++++ MATERIAL FOR THE TASK

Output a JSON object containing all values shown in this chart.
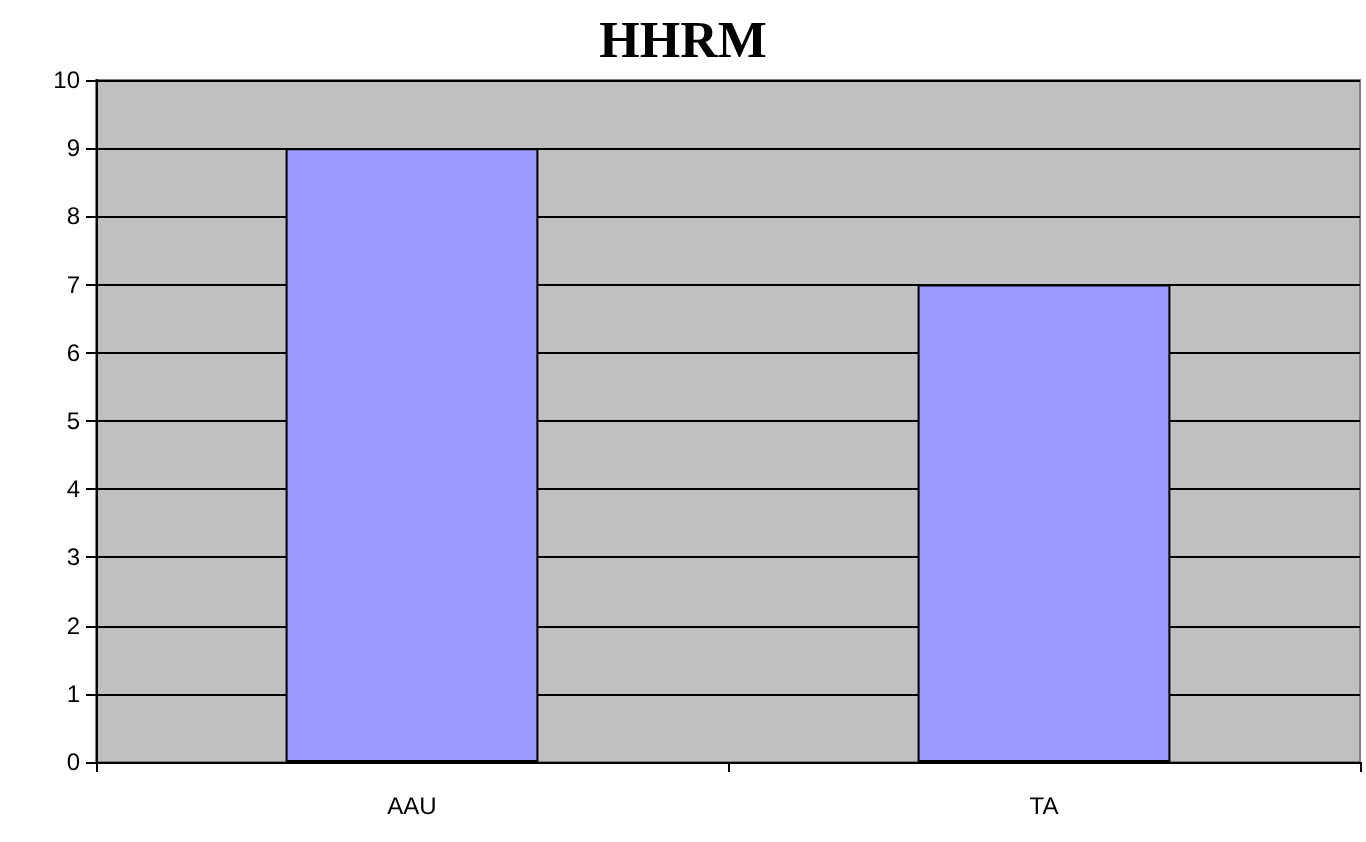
{
  "chart_data": {
    "type": "bar",
    "title": "HHRM",
    "categories": [
      "AAU",
      "TA"
    ],
    "values": [
      9,
      7
    ],
    "color": "#9999ff",
    "ylim": [
      0,
      10
    ],
    "yticks": [
      0,
      1,
      2,
      3,
      4,
      5,
      6,
      7,
      8,
      9,
      10
    ],
    "grid": "y"
  }
}
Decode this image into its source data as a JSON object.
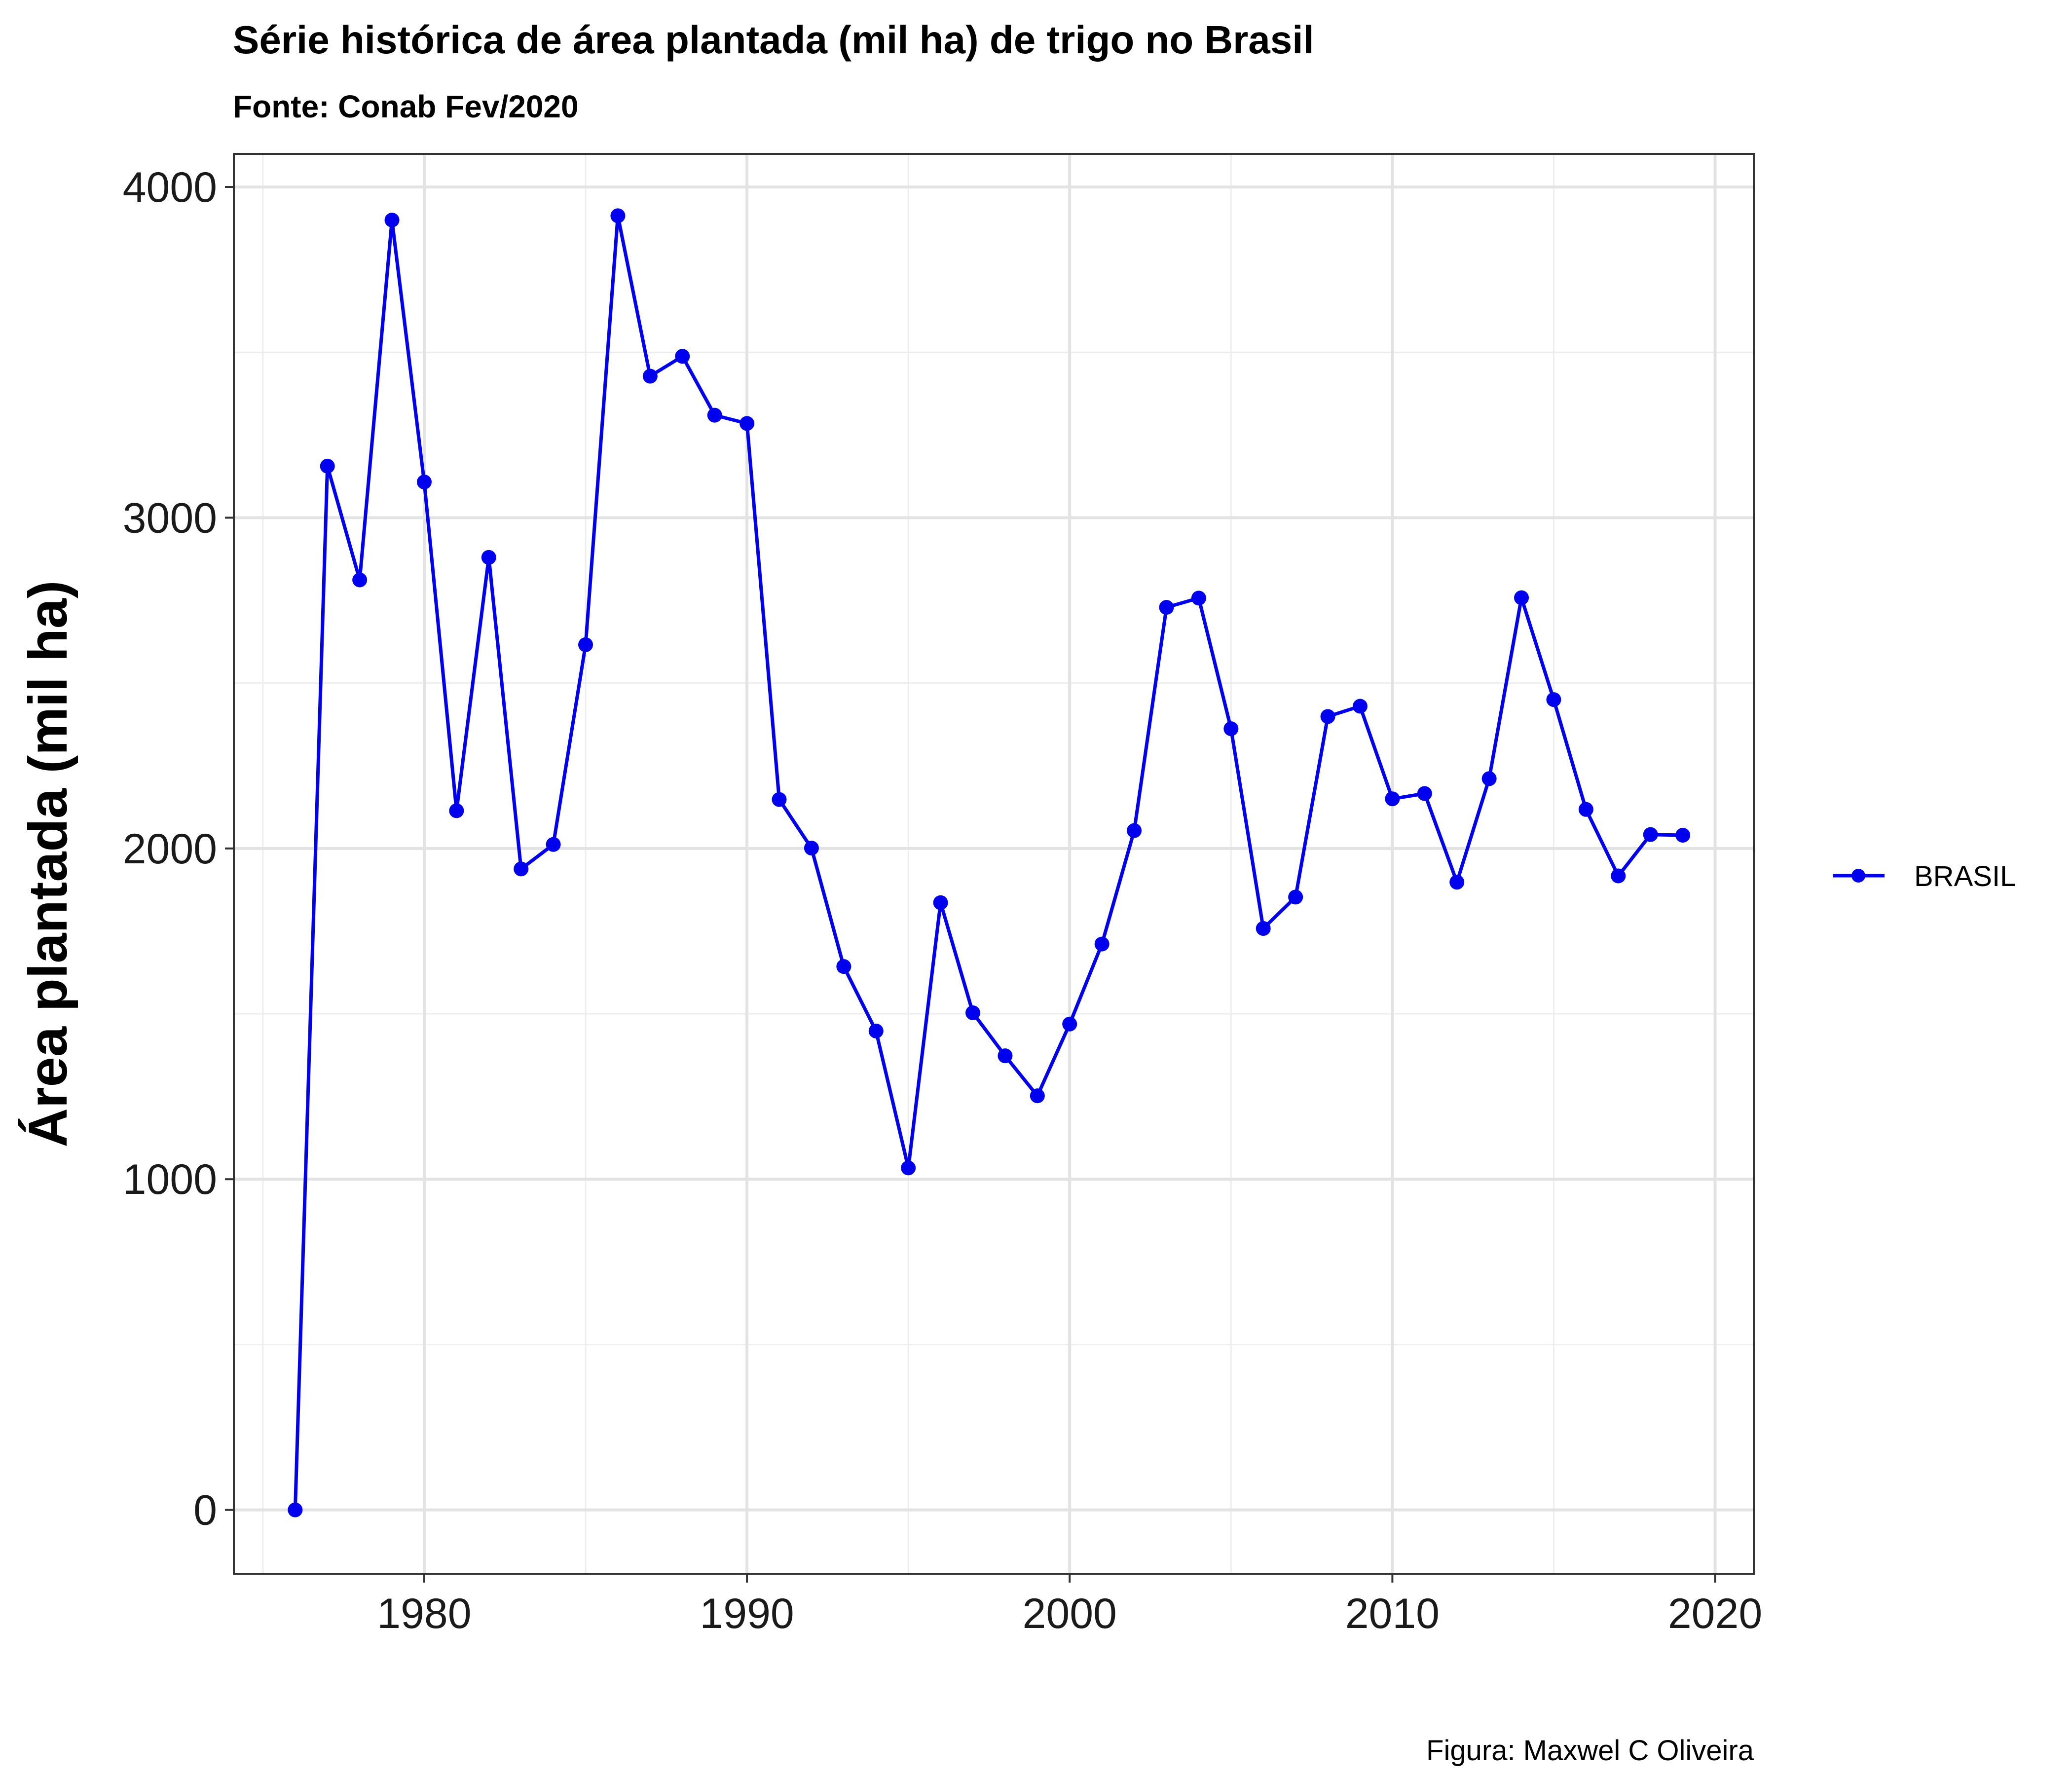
{
  "chart_data": {
    "type": "line",
    "title": "Série histórica de área plantada (mil ha) de trigo no Brasil",
    "subtitle": "Fonte: Conab Fev/2020",
    "ylabel": "Área plantada (mil ha)",
    "xlabel": "",
    "caption": "Figura: Maxwel C Oliveira",
    "xlim": [
      1974.1,
      2021.2
    ],
    "ylim": [
      -193,
      4100
    ],
    "xticks": [
      "1980",
      "1990",
      "2000",
      "2010",
      "2020"
    ],
    "yticks": [
      "0",
      "1000",
      "2000",
      "3000",
      "4000"
    ],
    "grid": true,
    "legend_position": "right",
    "series": [
      {
        "name": "BRASIL",
        "color": "#0000ee",
        "x": [
          1976,
          1977,
          1978,
          1979,
          1980,
          1981,
          1982,
          1983,
          1984,
          1985,
          1986,
          1987,
          1988,
          1989,
          1990,
          1991,
          1992,
          1993,
          1994,
          1995,
          1996,
          1997,
          1998,
          1999,
          2000,
          2001,
          2002,
          2003,
          2004,
          2005,
          2006,
          2007,
          2008,
          2009,
          2010,
          2011,
          2012,
          2013,
          2014,
          2015,
          2016,
          2017,
          2018,
          2019
        ],
        "values": [
          0,
          3156,
          2812,
          3900,
          3108,
          2114,
          2880,
          1938,
          2012,
          2616,
          3913,
          3428,
          3488,
          3310,
          3285,
          2148,
          2001,
          1643,
          1448,
          1034,
          1836,
          1503,
          1373,
          1252,
          1469,
          1711,
          2054,
          2729,
          2757,
          2362,
          1758,
          1853,
          2399,
          2430,
          2150,
          2166,
          1898,
          2211,
          2758,
          2450,
          2118,
          1917,
          2042,
          2040
        ]
      }
    ]
  }
}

++++++++

PROBLEM DESCRIPTION -> Repeat the data exactly, dropping every picture it holds.

ANSWER IN FULL ->
Output a JSON object containing all values shown in this chart.
{
  "chart_data": {
    "type": "bar",
    "title": "HHRM",
    "categories": [
      "AAU",
      "TA"
    ],
    "values": [
      9,
      7
    ],
    "color": "#9999ff",
    "ylim": [
      0,
      10
    ],
    "yticks": [
      0,
      1,
      2,
      3,
      4,
      5,
      6,
      7,
      8,
      9,
      10
    ],
    "grid": "y"
  }
}
Decode this image into its source data as a JSON object.
{
  "chart_data": {
    "type": "line",
    "title": "Série histórica de área plantada (mil ha) de trigo no Brasil",
    "subtitle": "Fonte: Conab Fev/2020",
    "ylabel": "Área plantada (mil ha)",
    "xlabel": "",
    "caption": "Figura: Maxwel C Oliveira",
    "xlim": [
      1974.1,
      2021.2
    ],
    "ylim": [
      -193,
      4100
    ],
    "xticks": [
      "1980",
      "1990",
      "2000",
      "2010",
      "2020"
    ],
    "yticks": [
      "0",
      "1000",
      "2000",
      "3000",
      "4000"
    ],
    "grid": true,
    "legend_position": "right",
    "series": [
      {
        "name": "BRASIL",
        "color": "#0000ee",
        "x": [
          1976,
          1977,
          1978,
          1979,
          1980,
          1981,
          1982,
          1983,
          1984,
          1985,
          1986,
          1987,
          1988,
          1989,
          1990,
          1991,
          1992,
          1993,
          1994,
          1995,
          1996,
          1997,
          1998,
          1999,
          2000,
          2001,
          2002,
          2003,
          2004,
          2005,
          2006,
          2007,
          2008,
          2009,
          2010,
          2011,
          2012,
          2013,
          2014,
          2015,
          2016,
          2017,
          2018,
          2019
        ],
        "values": [
          0,
          3156,
          2812,
          3900,
          3108,
          2114,
          2880,
          1938,
          2012,
          2616,
          3913,
          3428,
          3488,
          3310,
          3285,
          2148,
          2001,
          1643,
          1448,
          1034,
          1836,
          1503,
          1373,
          1252,
          1469,
          1711,
          2054,
          2729,
          2757,
          2362,
          1758,
          1853,
          2399,
          2430,
          2150,
          2166,
          1898,
          2211,
          2758,
          2450,
          2118,
          1917,
          2042,
          2040
        ]
      }
    ]
  }
}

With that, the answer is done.